§ **What you have to do**
Return the listing below verbatim. Pictures do not belong in the copy.

§ **Dataset records**
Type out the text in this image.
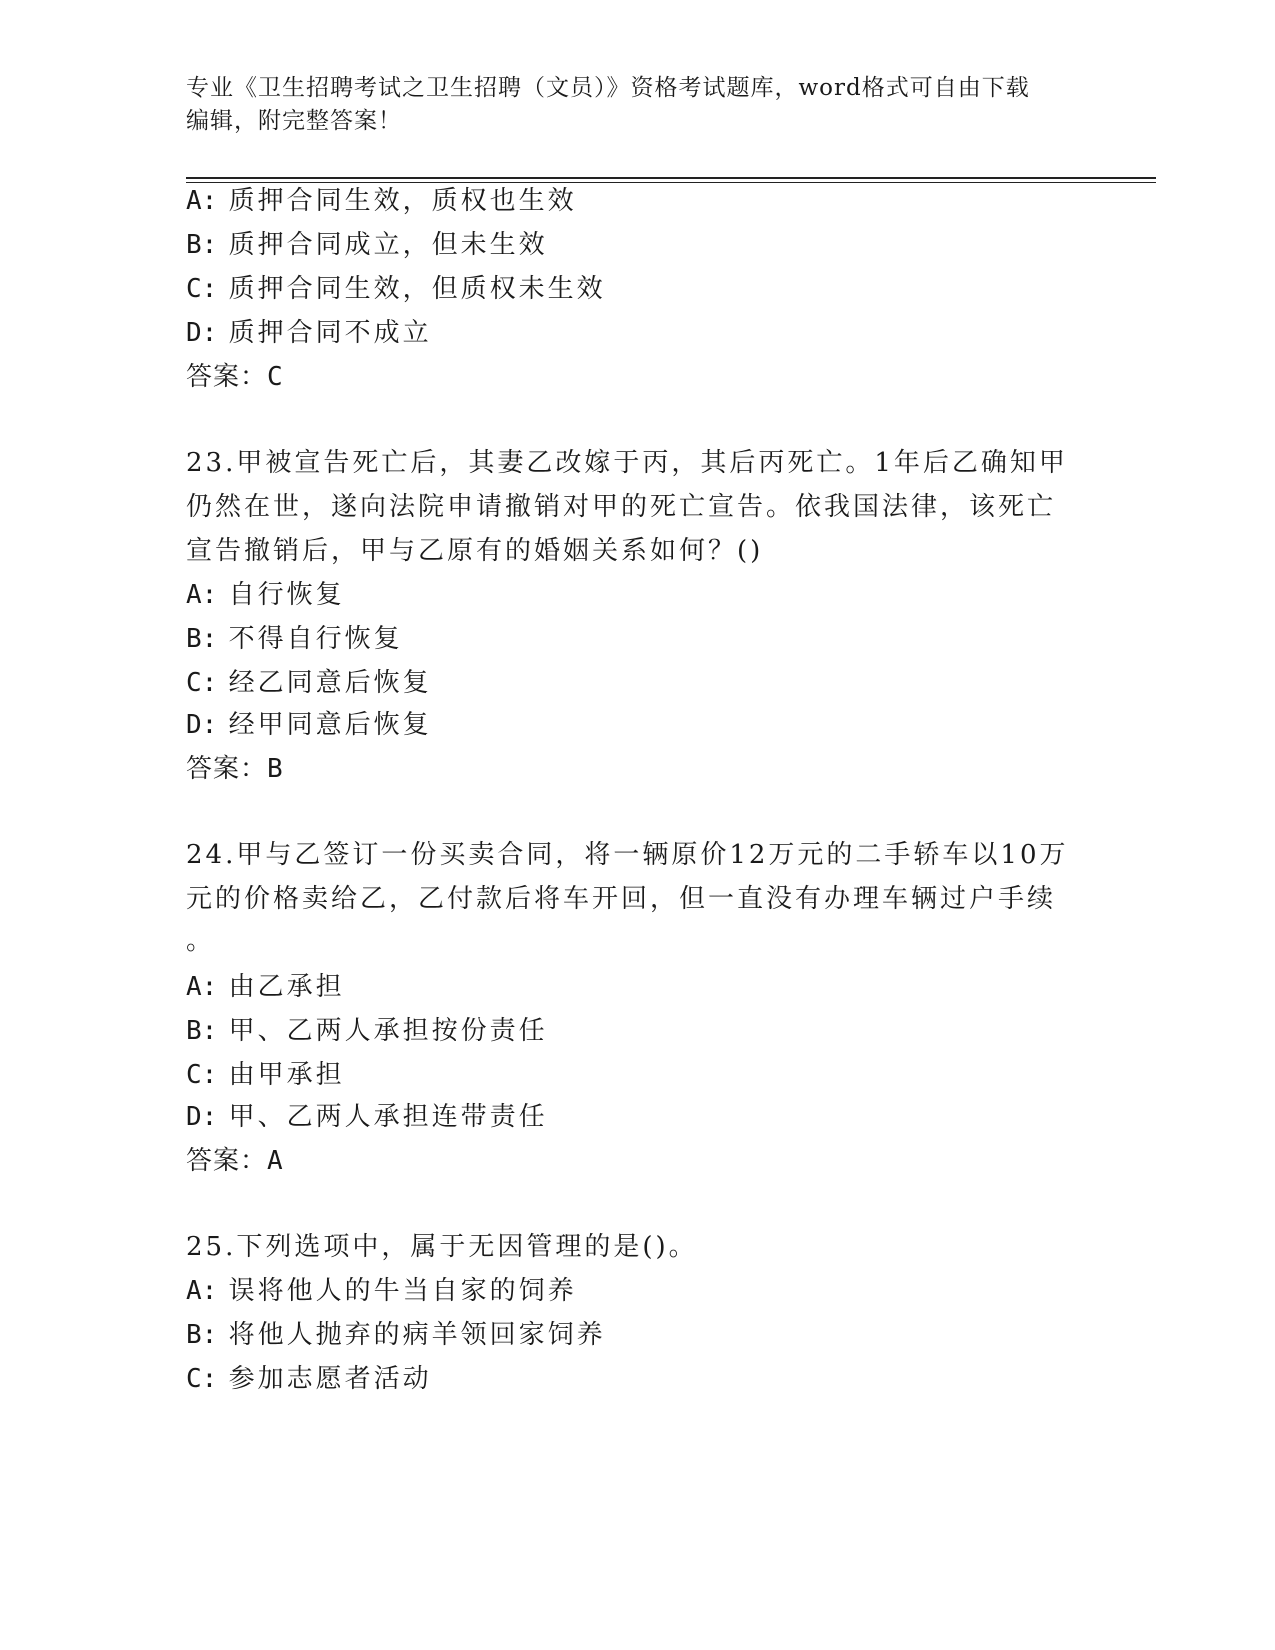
专业《卫生招聘考试之卫生招聘（文员）》资格考试题库，word格式可自由下载
编辑，附完整答案！
A: 质押合同生效，质权也生效
B: 质押合同成立，但未生效
C: 质押合同生效，但质权未生效
D: 质押合同不成立
答案：C
23.甲被宣告死亡后，其妻乙改嫁于丙，其后丙死亡。1年后乙确知甲
仍然在世，遂向法院申请撤销对甲的死亡宣告。依我国法律，该死亡
宣告撤销后，甲与乙原有的婚姻关系如何？()
A: 自行恢复
B: 不得自行恢复
C: 经乙同意后恢复
D: 经甲同意后恢复
答案：B
24.甲与乙签订一份买卖合同，将一辆原价12万元的二手轿车以10万
元的价格卖给乙，乙付款后将车开回，但一直没有办理车辆过户手续
。
A: 由乙承担
B: 甲、乙两人承担按份责任
C: 由甲承担
D: 甲、乙两人承担连带责任
答案：A
25.下列选项中，属于无因管理的是()。
A: 误将他人的牛当自家的饲养
B: 将他人抛弃的病羊领回家饲养
C: 参加志愿者活动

§ **Answer for the task**
Type out the text in this image.
专业《卫生招聘考试之卫生招聘（文员）》资格考试题库，word格式可自由下载
编辑，附完整答案！
A: 质押合同生效，质权也生效
B: 质押合同成立，但未生效
C: 质押合同生效，但质权未生效
D: 质押合同不成立
答案：C
23.甲被宣告死亡后，其妻乙改嫁于丙，其后丙死亡。1年后乙确知甲
仍然在世，遂向法院申请撤销对甲的死亡宣告。依我国法律，该死亡
宣告撤销后，甲与乙原有的婚姻关系如何？()
A: 自行恢复
B: 不得自行恢复
C: 经乙同意后恢复
D: 经甲同意后恢复
答案：B
24.甲与乙签订一份买卖合同，将一辆原价12万元的二手轿车以10万
元的价格卖给乙，乙付款后将车开回，但一直没有办理车辆过户手续
。
A: 由乙承担
B: 甲、乙两人承担按份责任
C: 由甲承担
D: 甲、乙两人承担连带责任
答案：A
25.下列选项中，属于无因管理的是()。
A: 误将他人的牛当自家的饲养
B: 将他人抛弃的病羊领回家饲养
C: 参加志愿者活动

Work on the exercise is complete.